§ **THE EXERCISE**
Write out the records beneath this line exactly as they appear, minus any images.

[Dataset items]
▬▬▬
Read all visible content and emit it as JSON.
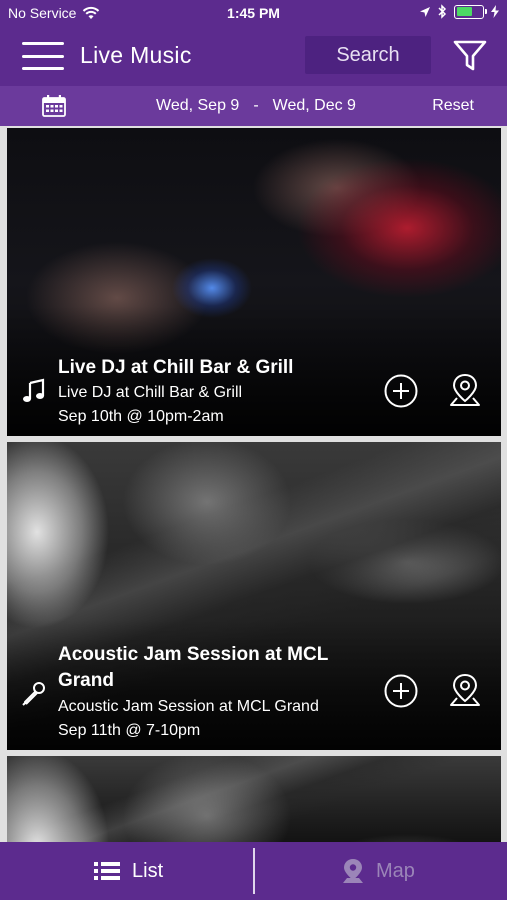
{
  "status_bar": {
    "carrier": "No Service",
    "time": "1:45 PM",
    "battery_level": 0.6,
    "battery_color": "#4cd964"
  },
  "nav": {
    "title": "Live Music",
    "search_label": "Search",
    "menu_icon": "hamburger-icon",
    "filter_icon": "funnel-icon",
    "background": "#5c2b8e"
  },
  "date_bar": {
    "start": "Wed, Sep 9",
    "separator": "-",
    "end": "Wed, Dec 9",
    "reset_label": "Reset",
    "icon": "calendar-icon"
  },
  "events": [
    {
      "title": "Live DJ at Chill Bar & Grill",
      "venue": "Live DJ at Chill Bar & Grill",
      "date": "Sep 10th @ 10pm-2am",
      "type_icon": "music-note-icon"
    },
    {
      "title": "Acoustic Jam Session at MCL Grand",
      "venue": "Acoustic Jam Session at MCL Grand",
      "date": "Sep 11th @ 7-10pm",
      "type_icon": "microphone-icon"
    }
  ],
  "tabs": {
    "list_label": "List",
    "map_label": "Map",
    "active": "List"
  }
}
▬▬▬
§ **SOLUTION TO THE PROBLEM**
Read all visible content and emit it as JSON.
{
  "status_bar": {
    "carrier": "No Service",
    "time": "1:45 PM",
    "battery_level": 0.6,
    "battery_color": "#4cd964"
  },
  "nav": {
    "title": "Live Music",
    "search_label": "Search",
    "menu_icon": "hamburger-icon",
    "filter_icon": "funnel-icon",
    "background": "#5c2b8e"
  },
  "date_bar": {
    "start": "Wed, Sep 9",
    "separator": "-",
    "end": "Wed, Dec 9",
    "reset_label": "Reset",
    "icon": "calendar-icon"
  },
  "events": [
    {
      "title": "Live DJ at Chill Bar & Grill",
      "venue": "Live DJ at Chill Bar & Grill",
      "date": "Sep 10th @ 10pm-2am",
      "type_icon": "music-note-icon"
    },
    {
      "title": "Acoustic Jam Session at MCL Grand",
      "venue": "Acoustic Jam Session at MCL Grand",
      "date": "Sep 11th @ 7-10pm",
      "type_icon": "microphone-icon"
    }
  ],
  "tabs": {
    "list_label": "List",
    "map_label": "Map",
    "active": "List"
  }
}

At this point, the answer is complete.